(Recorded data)
►

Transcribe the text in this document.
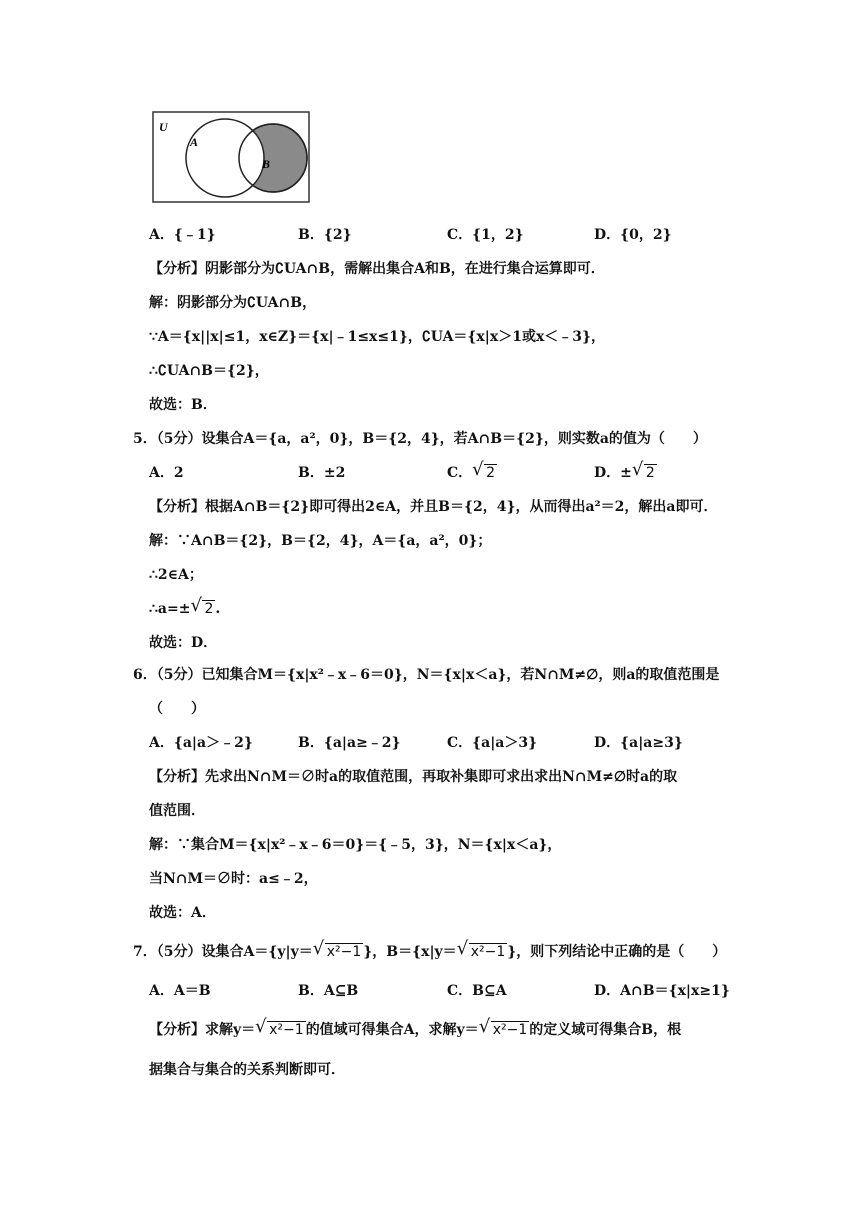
U
A
B
A．{﹣1}	B．{2}	C．{1，2}	D．{0，2}
【分析】阴影部分为∁UA∩B，需解出集合A和B，在进行集合运算即可．
解：阴影部分为∁UA∩B，
∵A＝{x||x|≤1，x∈Z}＝{x|﹣1≤x≤1}，∁UA＝{x|x＞1或x＜﹣3}，
∴∁UA∩B＝{2}，
故选：B．
5．（5分）设集合A＝{a，a²，0}，B＝{2，4}，若A∩B＝{2}，则实数a的值为（　　）
A．2	B．±2	C． √ 2	D．± √ 2
【分析】根据A∩B＝{2}即可得出2∈A，并且B＝{2，4}，从而得出a²＝2，解出a即可．
解：∵A∩B＝{2}，B＝{2，4}，A＝{a，a²，0}；
∴2∈A；
∴a=± √ 2 .
故选：D．
6．（5分）已知集合M＝{x|x²﹣x﹣6＝0}，N＝{x|x＜a}，若N∩M≠∅，则a的取值范围是
（　　）
A．{a|a＞﹣2}	B．{a|a≥﹣2}	C．{a|a＞3}	D．{a|a≥3}
【分析】先求出N∩M＝∅时a的取值范围，再取补集即可求出求出N∩M≠∅时a的取
值范围．
解：∵集合M＝{x|x²﹣x﹣6＝0}＝{﹣5，3}，N＝{x|x＜a}，
当N∩M＝∅时：a≤﹣2，
故选：A．
7．（5分）设集合A＝{y|y＝ √ x²−1 }，B＝{x|y＝ √ x²−1 }，则下列结论中正确的是（　　）
A．A＝B	B．A⊆B	C．B⊆A	D．A∩B＝{x|x≥1}
【分析】求解y＝ √ x²−1 的值域可得集合A，求解y＝ √ x²−1 的定义域可得集合B，根
据集合与集合的关系判断即可．
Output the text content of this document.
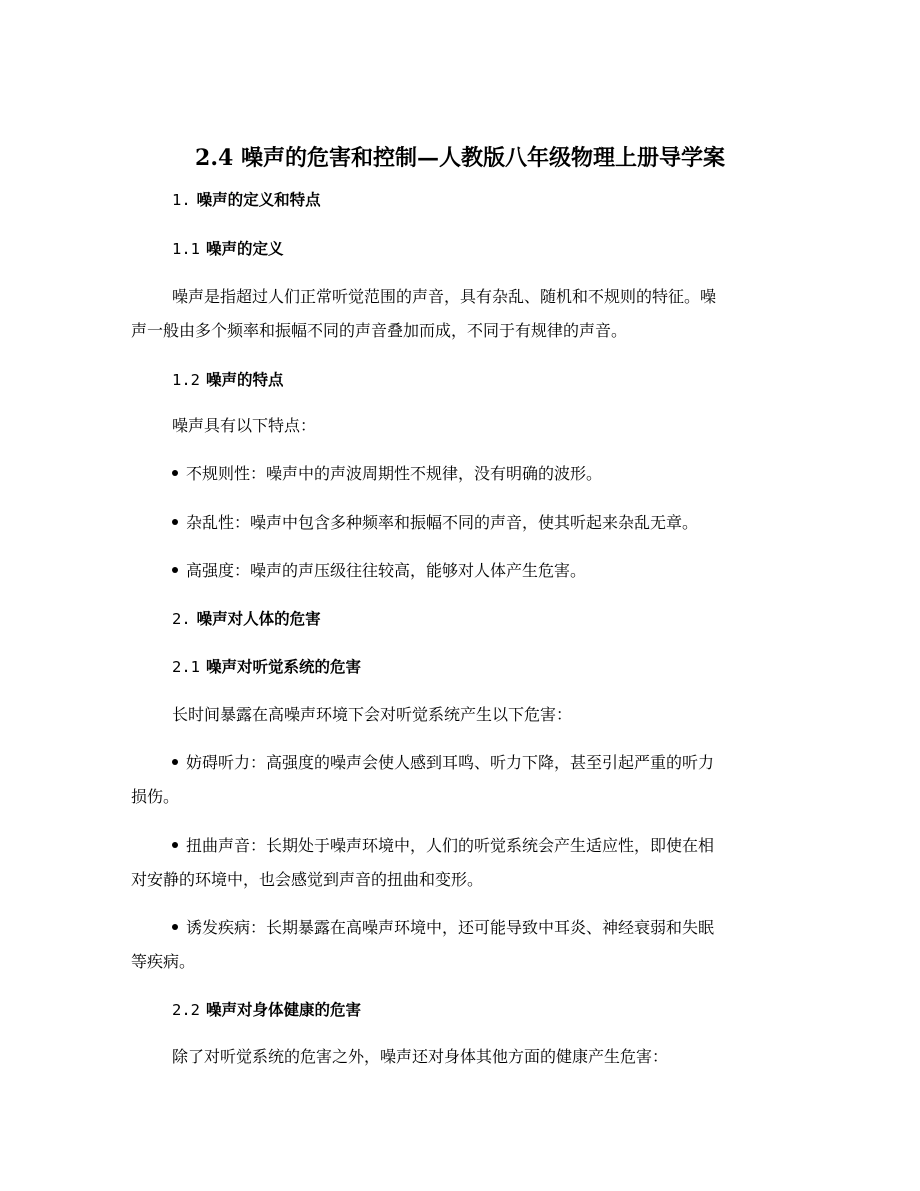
2.4 噪声的危害和控制—人教版八年级物理上册导学案
1. 噪声的定义和特点
1.1 噪声的定义
噪声是指超过人们正常听觉范围的声音，具有杂乱、随机和不规则的特征。噪
声一般由多个频率和振幅不同的声音叠加而成，不同于有规律的声音。
1.2 噪声的特点
噪声具有以下特点：
不规则性：噪声中的声波周期性不规律，没有明确的波形。
杂乱性：噪声中包含多种频率和振幅不同的声音，使其听起来杂乱无章。
高强度：噪声的声压级往往较高，能够对人体产生危害。
2. 噪声对人体的危害
2.1 噪声对听觉系统的危害
长时间暴露在高噪声环境下会对听觉系统产生以下危害：
妨碍听力：高强度的噪声会使人感到耳鸣、听力下降，甚至引起严重的听力
损伤。
扭曲声音：长期处于噪声环境中，人们的听觉系统会产生适应性，即使在相
对安静的环境中，也会感觉到声音的扭曲和变形。
诱发疾病：长期暴露在高噪声环境中，还可能导致中耳炎、神经衰弱和失眠
等疾病。
2.2 噪声对身体健康的危害
除了对听觉系统的危害之外，噪声还对身体其他方面的健康产生危害：
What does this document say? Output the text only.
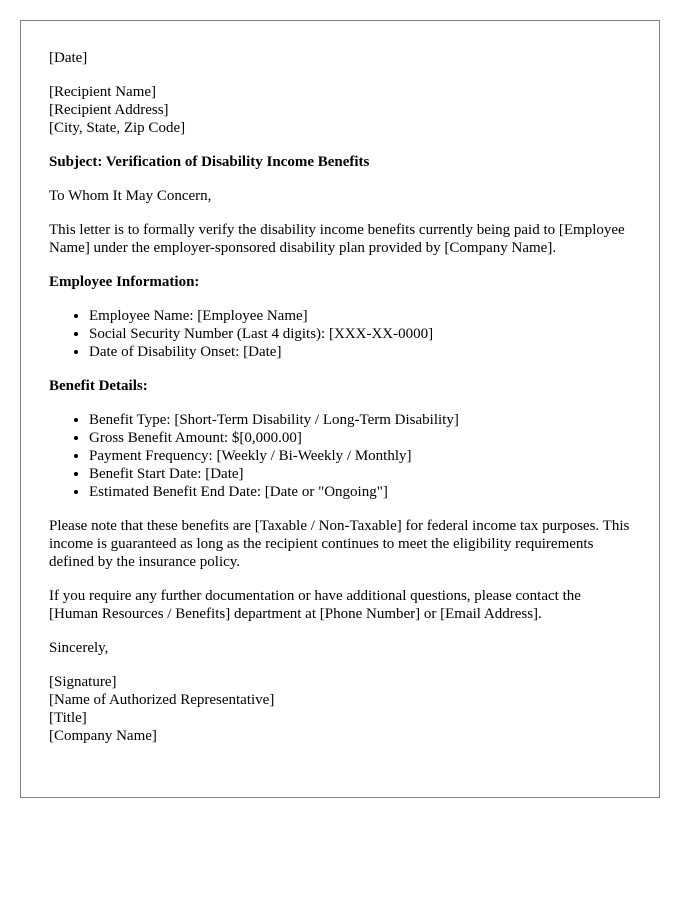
[Date]

[Recipient Name]

[Recipient Address]

[City, State, Zip Code]

Subject: Verification of Disability Income Benefits

To Whom It May Concern,

This letter is to formally verify the disability income benefits currently being paid to [Employee Name] under the employer-sponsored disability plan provided by [Company Name].

Employee Information:

• Employee Name: [Employee Name]
• Social Security Number (Last 4 digits): [XXX-XX-0000]
• Date of Disability Onset: [Date]

Benefit Details:

• Benefit Type: [Short-Term Disability / Long-Term Disability]
• Gross Benefit Amount: $[0,000.00]
• Payment Frequency: [Weekly / Bi-Weekly / Monthly]
• Benefit Start Date: [Date]
• Estimated Benefit End Date: [Date or "Ongoing"]

Please note that these benefits are [Taxable / Non-Taxable] for federal income tax purposes. This income is guaranteed as long as the recipient continues to meet the eligibility requirements defined by the insurance policy.

If you require any further documentation or have additional questions, please contact the [Human Resources / Benefits] department at [Phone Number] or [Email Address].

Sincerely,

[Signature]

[Name of Authorized Representative]

[Title]

[Company Name]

◄

> _TASK INSTRUCTIONS_
Using the listing above, locate the lines that hold "Company" and copy each one.

> _WRITTEN REPLY_
This letter is to formally verify the disability income benefits currently being paid to [Employee Name] under the employer-sponsored disability plan provided by [Company Name].
[Company Name]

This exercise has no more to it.